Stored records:
--------------------
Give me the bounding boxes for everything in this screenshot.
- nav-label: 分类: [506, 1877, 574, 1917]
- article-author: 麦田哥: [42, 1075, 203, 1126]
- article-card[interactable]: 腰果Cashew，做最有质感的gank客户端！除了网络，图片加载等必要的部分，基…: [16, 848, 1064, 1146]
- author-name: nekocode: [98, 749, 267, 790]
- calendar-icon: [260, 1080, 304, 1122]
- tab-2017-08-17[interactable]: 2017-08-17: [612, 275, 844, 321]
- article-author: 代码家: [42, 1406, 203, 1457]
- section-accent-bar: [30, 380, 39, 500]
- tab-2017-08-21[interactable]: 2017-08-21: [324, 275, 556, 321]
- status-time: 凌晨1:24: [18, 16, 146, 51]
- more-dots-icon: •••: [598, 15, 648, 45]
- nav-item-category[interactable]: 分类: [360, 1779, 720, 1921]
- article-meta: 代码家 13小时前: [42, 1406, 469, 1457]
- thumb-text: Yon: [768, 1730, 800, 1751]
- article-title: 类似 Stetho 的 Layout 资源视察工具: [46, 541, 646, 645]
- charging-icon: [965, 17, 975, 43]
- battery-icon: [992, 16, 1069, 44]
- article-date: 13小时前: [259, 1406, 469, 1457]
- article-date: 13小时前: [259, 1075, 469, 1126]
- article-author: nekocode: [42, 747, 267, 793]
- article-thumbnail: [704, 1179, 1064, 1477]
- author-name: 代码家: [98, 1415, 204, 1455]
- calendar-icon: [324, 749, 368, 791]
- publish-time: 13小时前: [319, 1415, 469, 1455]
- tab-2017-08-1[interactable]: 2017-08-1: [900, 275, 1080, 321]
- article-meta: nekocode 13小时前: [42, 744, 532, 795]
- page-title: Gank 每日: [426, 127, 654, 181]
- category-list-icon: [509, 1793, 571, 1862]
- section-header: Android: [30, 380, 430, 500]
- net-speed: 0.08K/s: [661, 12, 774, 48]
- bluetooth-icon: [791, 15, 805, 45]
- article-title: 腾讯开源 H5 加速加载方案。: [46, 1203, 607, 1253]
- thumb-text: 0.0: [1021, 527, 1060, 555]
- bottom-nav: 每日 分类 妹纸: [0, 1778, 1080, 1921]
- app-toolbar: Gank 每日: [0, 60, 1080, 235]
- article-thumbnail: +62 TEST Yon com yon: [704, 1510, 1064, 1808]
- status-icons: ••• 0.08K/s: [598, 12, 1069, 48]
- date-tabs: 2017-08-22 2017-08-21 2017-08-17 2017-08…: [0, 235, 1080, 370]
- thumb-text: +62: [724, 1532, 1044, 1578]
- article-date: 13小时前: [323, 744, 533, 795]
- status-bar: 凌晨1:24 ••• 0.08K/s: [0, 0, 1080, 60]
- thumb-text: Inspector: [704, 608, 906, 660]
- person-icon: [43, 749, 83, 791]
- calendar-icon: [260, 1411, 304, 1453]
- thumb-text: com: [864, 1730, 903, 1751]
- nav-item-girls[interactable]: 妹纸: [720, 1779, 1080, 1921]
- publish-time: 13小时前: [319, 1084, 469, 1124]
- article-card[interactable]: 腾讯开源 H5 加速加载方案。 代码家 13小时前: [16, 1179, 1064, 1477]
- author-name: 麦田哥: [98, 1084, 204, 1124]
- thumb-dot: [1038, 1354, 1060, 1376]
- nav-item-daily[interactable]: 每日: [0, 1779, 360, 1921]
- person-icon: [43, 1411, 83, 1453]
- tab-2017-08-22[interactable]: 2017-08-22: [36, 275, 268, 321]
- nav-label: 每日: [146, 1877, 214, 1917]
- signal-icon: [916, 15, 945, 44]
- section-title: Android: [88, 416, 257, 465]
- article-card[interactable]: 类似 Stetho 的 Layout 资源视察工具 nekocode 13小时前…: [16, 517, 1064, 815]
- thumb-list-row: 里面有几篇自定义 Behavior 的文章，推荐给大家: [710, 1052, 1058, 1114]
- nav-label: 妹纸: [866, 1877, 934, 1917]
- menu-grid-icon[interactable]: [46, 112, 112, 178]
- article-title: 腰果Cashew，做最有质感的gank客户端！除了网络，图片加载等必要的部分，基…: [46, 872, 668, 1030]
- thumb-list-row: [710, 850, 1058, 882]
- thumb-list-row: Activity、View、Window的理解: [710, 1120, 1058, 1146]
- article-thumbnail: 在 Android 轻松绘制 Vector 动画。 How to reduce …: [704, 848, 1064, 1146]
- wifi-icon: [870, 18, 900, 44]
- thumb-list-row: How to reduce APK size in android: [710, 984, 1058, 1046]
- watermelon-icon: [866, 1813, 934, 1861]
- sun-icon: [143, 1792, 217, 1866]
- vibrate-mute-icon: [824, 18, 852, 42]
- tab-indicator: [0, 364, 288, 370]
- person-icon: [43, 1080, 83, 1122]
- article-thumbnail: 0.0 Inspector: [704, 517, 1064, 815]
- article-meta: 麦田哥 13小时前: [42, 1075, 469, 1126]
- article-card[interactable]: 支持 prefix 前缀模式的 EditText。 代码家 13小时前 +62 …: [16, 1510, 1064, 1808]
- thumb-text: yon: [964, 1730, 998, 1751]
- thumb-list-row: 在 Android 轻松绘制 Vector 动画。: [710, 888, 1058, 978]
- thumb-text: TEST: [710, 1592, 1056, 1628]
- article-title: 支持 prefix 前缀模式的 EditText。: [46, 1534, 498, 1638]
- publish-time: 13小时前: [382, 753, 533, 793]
--------------------
# [THE TASK]
Please rename every "article-thumbnail" in the entries above to "article-preview" and leave everything else unchanged.

# [EXPECTED ANSWER]
Give me the bounding boxes for everything in this screenshot.
- nav-label: 分类: [506, 1877, 574, 1917]
- article-author: 麦田哥: [42, 1075, 203, 1126]
- article-card[interactable]: 腰果Cashew，做最有质感的gank客户端！除了网络，图片加载等必要的部分，基…: [16, 848, 1064, 1146]
- author-name: nekocode: [98, 749, 267, 790]
- calendar-icon: [260, 1080, 304, 1122]
- tab-2017-08-17[interactable]: 2017-08-17: [612, 275, 844, 321]
- article-author: 代码家: [42, 1406, 203, 1457]
- section-accent-bar: [30, 380, 39, 500]
- tab-2017-08-21[interactable]: 2017-08-21: [324, 275, 556, 321]
- status-time: 凌晨1:24: [18, 16, 146, 51]
- more-dots-icon: •••: [598, 15, 648, 45]
- nav-item-category[interactable]: 分类: [360, 1779, 720, 1921]
- article-meta: 代码家 13小时前: [42, 1406, 469, 1457]
- thumb-text: Yon: [768, 1730, 800, 1751]
- article-title: 类似 Stetho 的 Layout 资源视察工具: [46, 541, 646, 645]
- charging-icon: [965, 17, 975, 43]
- battery-icon: [992, 16, 1069, 44]
- article-date: 13小时前: [259, 1406, 469, 1457]
- article-date: 13小时前: [259, 1075, 469, 1126]
- article-author: nekocode: [42, 747, 267, 793]
- article-preview: [704, 1179, 1064, 1477]
- author-name: 代码家: [98, 1415, 204, 1455]
- calendar-icon: [324, 749, 368, 791]
- publish-time: 13小时前: [319, 1415, 469, 1455]
- tab-2017-08-1[interactable]: 2017-08-1: [900, 275, 1080, 321]
- article-meta: nekocode 13小时前: [42, 744, 532, 795]
- page-title: Gank 每日: [426, 127, 654, 181]
- category-list-icon: [509, 1793, 571, 1862]
- section-header: Android: [30, 380, 430, 500]
- net-speed: 0.08K/s: [661, 12, 774, 48]
- bluetooth-icon: [791, 15, 805, 45]
- article-title: 腾讯开源 H5 加速加载方案。: [46, 1203, 607, 1253]
- thumb-text: 0.0: [1021, 527, 1060, 555]
- bottom-nav: 每日 分类 妹纸: [0, 1778, 1080, 1921]
- app-toolbar: Gank 每日: [0, 60, 1080, 235]
- article-preview: +62 TEST Yon com yon: [704, 1510, 1064, 1808]
- status-icons: ••• 0.08K/s: [598, 12, 1069, 48]
- date-tabs: 2017-08-22 2017-08-21 2017-08-17 2017-08…: [0, 235, 1080, 370]
- thumb-text: +62: [724, 1532, 1044, 1578]
- article-date: 13小时前: [323, 744, 533, 795]
- status-bar: 凌晨1:24 ••• 0.08K/s: [0, 0, 1080, 60]
- thumb-text: Inspector: [704, 608, 906, 660]
- person-icon: [43, 749, 83, 791]
- calendar-icon: [260, 1411, 304, 1453]
- thumb-text: com: [864, 1730, 903, 1751]
- nav-item-girls[interactable]: 妹纸: [720, 1779, 1080, 1921]
- publish-time: 13小时前: [319, 1084, 469, 1124]
- article-card[interactable]: 腾讯开源 H5 加速加载方案。 代码家 13小时前: [16, 1179, 1064, 1477]
- author-name: 麦田哥: [98, 1084, 204, 1124]
- thumb-dot: [1038, 1354, 1060, 1376]
- nav-item-daily[interactable]: 每日: [0, 1779, 360, 1921]
- person-icon: [43, 1411, 83, 1453]
- tab-2017-08-22[interactable]: 2017-08-22: [36, 275, 268, 321]
- nav-label: 每日: [146, 1877, 214, 1917]
- signal-icon: [916, 15, 945, 44]
- section-title: Android: [88, 416, 257, 465]
- article-card[interactable]: 类似 Stetho 的 Layout 资源视察工具 nekocode 13小时前…: [16, 517, 1064, 815]
- thumb-list-row: 里面有几篇自定义 Behavior 的文章，推荐给大家: [710, 1052, 1058, 1114]
- nav-label: 妹纸: [866, 1877, 934, 1917]
- menu-grid-icon[interactable]: [46, 112, 112, 178]
- article-title: 腰果Cashew，做最有质感的gank客户端！除了网络，图片加载等必要的部分，基…: [46, 872, 668, 1030]
- thumb-list-row: [710, 850, 1058, 882]
- thumb-list-row: Activity、View、Window的理解: [710, 1120, 1058, 1146]
- article-preview: 在 Android 轻松绘制 Vector 动画。 How to reduce …: [704, 848, 1064, 1146]
- wifi-icon: [870, 18, 900, 44]
- thumb-list-row: How to reduce APK size in android: [710, 984, 1058, 1046]
- watermelon-icon: [866, 1813, 934, 1861]
- sun-icon: [143, 1792, 217, 1866]
- vibrate-mute-icon: [824, 18, 852, 42]
- tab-indicator: [0, 364, 288, 370]
- person-icon: [43, 1080, 83, 1122]
- article-preview: 0.0 Inspector: [704, 517, 1064, 815]
- article-meta: 麦田哥 13小时前: [42, 1075, 469, 1126]
- article-card[interactable]: 支持 prefix 前缀模式的 EditText。 代码家 13小时前 +62 …: [16, 1510, 1064, 1808]
- thumb-text: yon: [964, 1730, 998, 1751]
- thumb-list-row: 在 Android 轻松绘制 Vector 动画。: [710, 888, 1058, 978]
- thumb-text: TEST: [710, 1592, 1056, 1628]
- article-title: 支持 prefix 前缀模式的 EditText。: [46, 1534, 498, 1638]
- publish-time: 13小时前: [382, 753, 533, 793]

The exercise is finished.